* Exercise brief
The records below need retyping in full; give them again exactly.

* Stored items from a collection
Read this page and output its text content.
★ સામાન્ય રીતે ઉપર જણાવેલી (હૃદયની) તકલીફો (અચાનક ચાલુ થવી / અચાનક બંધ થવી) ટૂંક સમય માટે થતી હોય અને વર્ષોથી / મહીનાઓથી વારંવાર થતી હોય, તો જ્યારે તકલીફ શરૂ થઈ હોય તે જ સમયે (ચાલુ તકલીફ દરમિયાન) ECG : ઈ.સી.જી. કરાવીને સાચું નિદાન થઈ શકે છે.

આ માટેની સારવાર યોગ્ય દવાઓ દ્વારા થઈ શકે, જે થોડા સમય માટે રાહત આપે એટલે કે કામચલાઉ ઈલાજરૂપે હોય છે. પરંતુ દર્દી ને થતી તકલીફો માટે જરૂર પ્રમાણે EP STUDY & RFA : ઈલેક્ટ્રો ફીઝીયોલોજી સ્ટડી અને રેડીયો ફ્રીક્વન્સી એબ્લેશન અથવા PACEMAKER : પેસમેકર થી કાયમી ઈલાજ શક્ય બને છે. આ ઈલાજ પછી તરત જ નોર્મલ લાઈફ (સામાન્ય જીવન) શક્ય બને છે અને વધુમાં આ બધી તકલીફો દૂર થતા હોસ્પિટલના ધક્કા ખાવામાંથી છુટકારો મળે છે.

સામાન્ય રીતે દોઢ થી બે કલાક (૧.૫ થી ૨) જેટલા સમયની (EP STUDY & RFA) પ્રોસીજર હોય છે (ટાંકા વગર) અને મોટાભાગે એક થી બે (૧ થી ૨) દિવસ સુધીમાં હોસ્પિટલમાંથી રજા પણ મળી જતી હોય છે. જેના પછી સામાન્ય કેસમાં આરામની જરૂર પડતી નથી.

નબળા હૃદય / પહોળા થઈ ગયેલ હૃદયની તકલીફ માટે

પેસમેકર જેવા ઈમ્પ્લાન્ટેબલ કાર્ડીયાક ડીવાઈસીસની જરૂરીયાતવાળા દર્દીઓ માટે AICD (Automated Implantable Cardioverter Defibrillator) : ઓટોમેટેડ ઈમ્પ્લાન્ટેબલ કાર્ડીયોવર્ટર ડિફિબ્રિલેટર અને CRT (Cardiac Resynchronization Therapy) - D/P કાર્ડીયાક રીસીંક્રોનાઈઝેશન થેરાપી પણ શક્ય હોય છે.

* Task result
Read this page and output its text content.
★ સામાન્ય રીતે ઉપર જણાવેલી (હૃદયની) તકલીફો (અચાનક ચાલુ થવી / અચાનક બંધ થવી) ટૂંક સમય માટે થતી હોય અને વર્ષોથી / મહીનાઓથી વારંવાર થતી હોય, તો જ્યારે તકલીફ શરૂ થઈ હોય તે જ સમયે (ચાલુ તકલીફ દરમિયાન) ECG : ઈ.સી.જી. કરાવીને સાચું નિદાન થઈ શકે છે.

આ માટેની સારવાર યોગ્ય દવાઓ દ્વારા થઈ શકે, જે થોડા સમય માટે રાહત આપે એટલે કે કામચલાઉ ઈલાજરૂપે હોય છે. પરંતુ દર્દી ને થતી તકલીફો માટે જરૂર પ્રમાણે EP STUDY & RFA : ઈલેક્ટ્રો ફીઝીયોલોજી સ્ટડી અને રેડીયો ફ્રીક્વન્સી એબ્લેશન અથવા PACEMAKER : પેસમેકર થી કાયમી ઈલાજ શક્ય બને છે. આ ઈલાજ પછી તરત જ નોર્મલ લાઈફ (સામાન્ય જીવન) શક્ય બને છે અને વધુમાં આ બધી તકલીફો દૂર થતા હોસ્પિટલના ધક્કા ખાવામાંથી છુટકારો મળે છે.

સામાન્ય રીતે દોઢ થી બે કલાક (૧.૫ થી ૨) જેટલા સમયની (EP STUDY & RFA) પ્રોસીજર હોય છે (ટાંકા વગર) અને મોટાભાગે એક થી બે (૧ થી ૨) દિવસ સુધીમાં હોસ્પિટલમાંથી રજા પણ મળી જતી હોય છે. જેના પછી સામાન્ય કેસમાં આરામની જરૂર પડતી નથી.

નબળા હૃદય / પહોળા થઈ ગયેલ હૃદયની તકલીફ માટે

પેસમેકર જેવા ઈમ્પ્લાન્ટેબલ કાર્ડીયાક ડીવાઈસીસની જરૂરીયાતવાળા દર્દીઓ માટે AICD (Automated Implantable Cardioverter Defibrillator) : ઓટોમેટેડ ઈમ્પ્લાન્ટેબલ કાર્ડીયોવર્ટર ડિફિબ્રિલેટર અને CRT (Cardiac Resynchronization Therapy) - D/P કાર્ડીયાક રીસીંક્રોનાઈઝેશન થેરાપી પણ શક્ય હોય છે.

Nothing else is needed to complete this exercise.